***** DATA SUPPLIED
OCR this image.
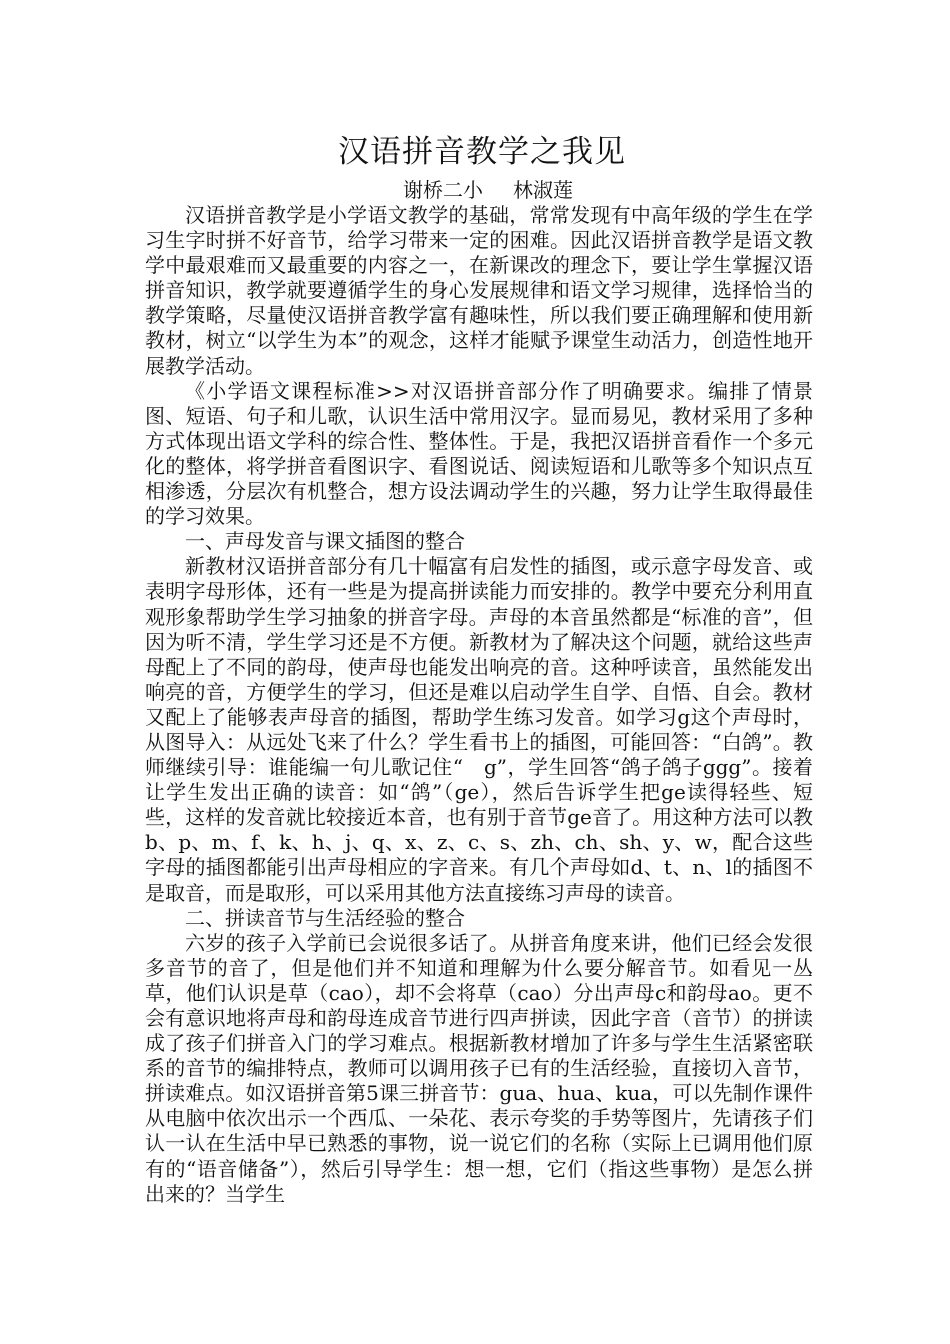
汉语拼音教学之我见
谢桥二小 林淑莲

汉语拼音教学是小学语文教学的基础，常常发现有中高年级的学生在学习生字时拼不好音节，给学习带来一定的困难。因此汉语拼音教学是语文教学中最艰难而又最重要的内容之一，在新课改的理念下，要让学生掌握汉语拼音知识，教学就要遵循学生的身心发展规律和语文学习规律，选择恰当的教学策略，尽量使汉语拼音教学富有趣味性，所以我们要正确理解和使用新教材，树立“以学生为本”的观念，这样才能赋予课堂生动活力，创造性地开展教学活动。

《小学语文课程标准>>对汉语拼音部分作了明确要求。编排了情景图、短语、句子和儿歌，认识生活中常用汉字。显而易见，教材采用了多种方式体现出语文学科的综合性、整体性。于是，我把汉语拼音看作一个多元化的整体，将学拼音看图识字、看图说话、阅读短语和儿歌等多个知识点互相渗透，分层次有机整合，想方设法调动学生的兴趣，努力让学生取得最佳的学习效果。

一、声母发音与课文插图的整合

新教材汉语拼音部分有几十幅富有启发性的插图，或示意字母发音、或表明字母形体，还有一些是为提高拼读能力而安排的。教学中要充分利用直观形象帮助学生学习抽象的拼音字母。声母的本音虽然都是“标准的音”，但因为听不清，学生学习还是不方便。新教材为了解决这个问题，就给这些声母配上了不同的韵母，使声母也能发出响亮的音。这种呼读音，虽然能发出响亮的音，方便学生的学习，但还是难以启动学生自学、自悟、自会。教材又配上了能够表声母音的插图，帮助学生练习发音。如学习g这个声母时，从图导入：从远处飞来了什么？学生看书上的插图，可能回答：“白鸽”。教师继续引导：谁能编一句儿歌记住“　g”，学生回答“鸽子鸽子ggg”。接着让学生发出正确的读音：如“鸽”（ge），然后告诉学生把ge读得轻些、短些，这样的发音就比较接近本音，也有别于音节ge音了。用这种方法可以教b、p、m、f、k、h、j、q、x、z、c、s、zh、ch、sh、y、w，配合这些字母的插图都能引出声母相应的字音来。有几个声母如d、t、n、l的插图不是取音，而是取形，可以采用其他方法直接练习声母的读音。

二、拼读音节与生活经验的整合

六岁的孩子入学前已会说很多话了。从拼音角度来讲，他们已经会发很多音节的音了，但是他们并不知道和理解为什么要分解音节。如看见一丛草，他们认识是草（cao），却不会将草（cao）分出声母c和韵母ao。更不会有意识地将声母和韵母连成音节进行四声拼读，因此字音（音节）的拼读成了孩子们拼音入门的学习难点。根据新教材增加了许多与学生生活紧密联系的音节的编排特点，教师可以调用孩子已有的生活经验，直接切入音节，拼读难点。如汉语拼音第5课三拼音节：gua、hua、kua，可以先制作课件从电脑中依次出示一个西瓜、一朵花、表示夸奖的手势等图片，先请孩子们认一认在生活中早已熟悉的事物，说一说它们的名称（实际上已调用他们原有的“语音储备”），然后引导学生：想一想，它们（指这些事物）是怎么拼出来的？当学生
**********
Leave out the pictures and print every line of the data exactly.

### RESULT FOR THIS TASK
OCR this image.
汉语拼音教学之我见
谢桥二小 林淑莲

汉语拼音教学是小学语文教学的基础，常常发现有中高年级的学生在学习生字时拼不好音节，给学习带来一定的困难。因此汉语拼音教学是语文教学中最艰难而又最重要的内容之一，在新课改的理念下，要让学生掌握汉语拼音知识，教学就要遵循学生的身心发展规律和语文学习规律，选择恰当的教学策略，尽量使汉语拼音教学富有趣味性，所以我们要正确理解和使用新教材，树立“以学生为本”的观念，这样才能赋予课堂生动活力，创造性地开展教学活动。

《小学语文课程标准>>对汉语拼音部分作了明确要求。编排了情景图、短语、句子和儿歌，认识生活中常用汉字。显而易见，教材采用了多种方式体现出语文学科的综合性、整体性。于是，我把汉语拼音看作一个多元化的整体，将学拼音看图识字、看图说话、阅读短语和儿歌等多个知识点互相渗透，分层次有机整合，想方设法调动学生的兴趣，努力让学生取得最佳的学习效果。

一、声母发音与课文插图的整合

新教材汉语拼音部分有几十幅富有启发性的插图，或示意字母发音、或表明字母形体，还有一些是为提高拼读能力而安排的。教学中要充分利用直观形象帮助学生学习抽象的拼音字母。声母的本音虽然都是“标准的音”，但因为听不清，学生学习还是不方便。新教材为了解决这个问题，就给这些声母配上了不同的韵母，使声母也能发出响亮的音。这种呼读音，虽然能发出响亮的音，方便学生的学习，但还是难以启动学生自学、自悟、自会。教材又配上了能够表声母音的插图，帮助学生练习发音。如学习g这个声母时，从图导入：从远处飞来了什么？学生看书上的插图，可能回答：“白鸽”。教师继续引导：谁能编一句儿歌记住“　g”，学生回答“鸽子鸽子ggg”。接着让学生发出正确的读音：如“鸽”（ge），然后告诉学生把ge读得轻些、短些，这样的发音就比较接近本音，也有别于音节ge音了。用这种方法可以教b、p、m、f、k、h、j、q、x、z、c、s、zh、ch、sh、y、w，配合这些字母的插图都能引出声母相应的字音来。有几个声母如d、t、n、l的插图不是取音，而是取形，可以采用其他方法直接练习声母的读音。

二、拼读音节与生活经验的整合

六岁的孩子入学前已会说很多话了。从拼音角度来讲，他们已经会发很多音节的音了，但是他们并不知道和理解为什么要分解音节。如看见一丛草，他们认识是草（cao），却不会将草（cao）分出声母c和韵母ao。更不会有意识地将声母和韵母连成音节进行四声拼读，因此字音（音节）的拼读成了孩子们拼音入门的学习难点。根据新教材增加了许多与学生生活紧密联系的音节的编排特点，教师可以调用孩子已有的生活经验，直接切入音节，拼读难点。如汉语拼音第5课三拼音节：gua、hua、kua，可以先制作课件从电脑中依次出示一个西瓜、一朵花、表示夸奖的手势等图片，先请孩子们认一认在生活中早已熟悉的事物，说一说它们的名称（实际上已调用他们原有的“语音储备”），然后引导学生：想一想，它们（指这些事物）是怎么拼出来的？当学生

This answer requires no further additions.